* WHAT YOU WILL DO *
Go through the entries one line at a time, and gather every line that has the word "听下面一段独白".

* GIVEN ENTRIES *
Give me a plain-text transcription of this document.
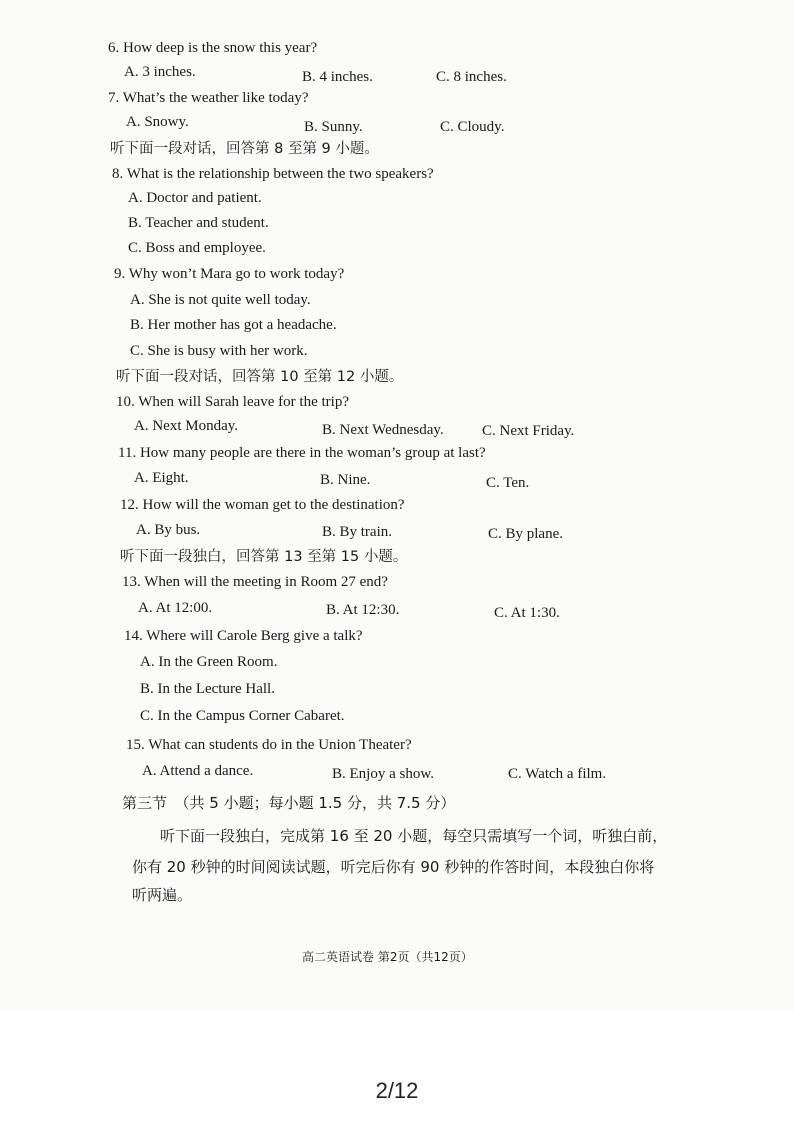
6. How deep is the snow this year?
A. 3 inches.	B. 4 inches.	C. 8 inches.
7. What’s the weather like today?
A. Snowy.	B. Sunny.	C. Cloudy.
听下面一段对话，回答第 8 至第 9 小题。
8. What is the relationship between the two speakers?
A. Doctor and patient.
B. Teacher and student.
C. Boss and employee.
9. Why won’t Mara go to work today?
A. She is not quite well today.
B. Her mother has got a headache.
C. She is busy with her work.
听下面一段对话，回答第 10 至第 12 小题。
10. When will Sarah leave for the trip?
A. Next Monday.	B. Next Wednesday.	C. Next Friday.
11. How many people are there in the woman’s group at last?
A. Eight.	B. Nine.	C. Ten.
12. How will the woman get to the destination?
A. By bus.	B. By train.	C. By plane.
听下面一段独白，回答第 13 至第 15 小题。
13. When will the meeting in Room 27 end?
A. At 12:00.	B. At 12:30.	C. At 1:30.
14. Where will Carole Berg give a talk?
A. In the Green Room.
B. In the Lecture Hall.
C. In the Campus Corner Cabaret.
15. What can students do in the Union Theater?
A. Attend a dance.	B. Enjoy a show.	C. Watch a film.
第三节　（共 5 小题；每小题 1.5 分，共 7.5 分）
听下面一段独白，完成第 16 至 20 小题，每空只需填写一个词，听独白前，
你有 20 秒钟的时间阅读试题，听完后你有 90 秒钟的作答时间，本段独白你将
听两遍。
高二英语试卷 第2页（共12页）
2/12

...

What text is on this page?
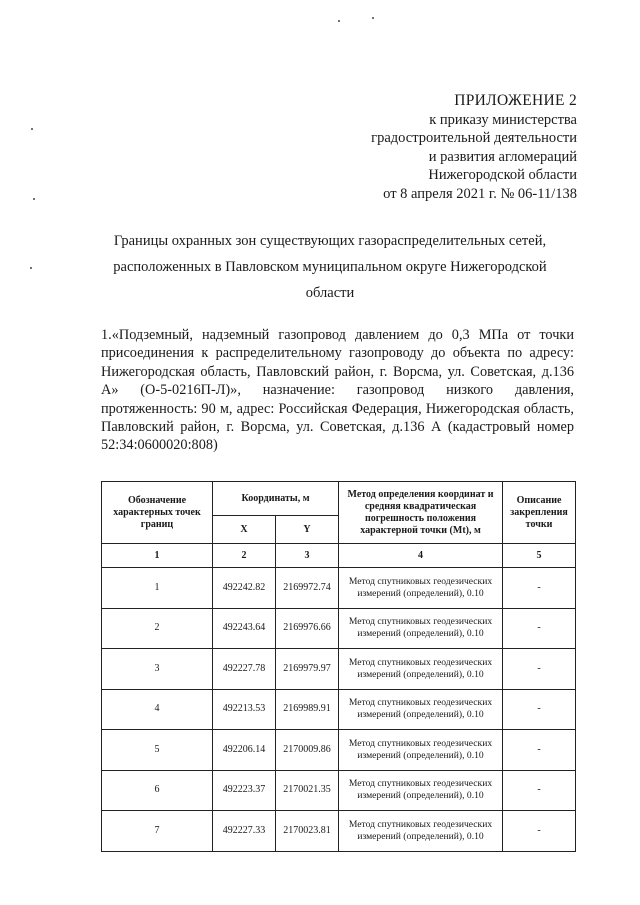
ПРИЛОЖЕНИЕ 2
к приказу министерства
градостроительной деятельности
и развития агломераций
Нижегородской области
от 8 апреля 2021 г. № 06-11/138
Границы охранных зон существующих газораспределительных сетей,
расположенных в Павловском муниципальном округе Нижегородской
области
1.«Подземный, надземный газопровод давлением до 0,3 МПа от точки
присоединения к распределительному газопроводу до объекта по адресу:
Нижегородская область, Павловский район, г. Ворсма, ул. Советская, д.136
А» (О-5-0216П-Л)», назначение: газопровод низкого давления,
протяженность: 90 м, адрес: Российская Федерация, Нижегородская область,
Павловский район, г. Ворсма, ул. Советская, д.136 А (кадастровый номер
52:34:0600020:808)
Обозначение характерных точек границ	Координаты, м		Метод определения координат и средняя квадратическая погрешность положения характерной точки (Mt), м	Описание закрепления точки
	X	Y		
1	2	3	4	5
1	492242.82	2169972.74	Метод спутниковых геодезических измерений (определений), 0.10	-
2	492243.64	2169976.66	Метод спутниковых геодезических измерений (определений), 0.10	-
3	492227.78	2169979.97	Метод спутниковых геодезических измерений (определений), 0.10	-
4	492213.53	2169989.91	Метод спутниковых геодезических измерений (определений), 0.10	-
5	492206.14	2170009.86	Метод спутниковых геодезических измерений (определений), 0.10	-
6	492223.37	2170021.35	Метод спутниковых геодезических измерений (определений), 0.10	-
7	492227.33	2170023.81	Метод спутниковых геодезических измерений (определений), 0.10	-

* WRITTEN REPLY *
听下面一段独白，回答第 13 至第 15 小题。
听下面一段独白，完成第 16 至 20 小题，每空只需填写一个词，听独白前，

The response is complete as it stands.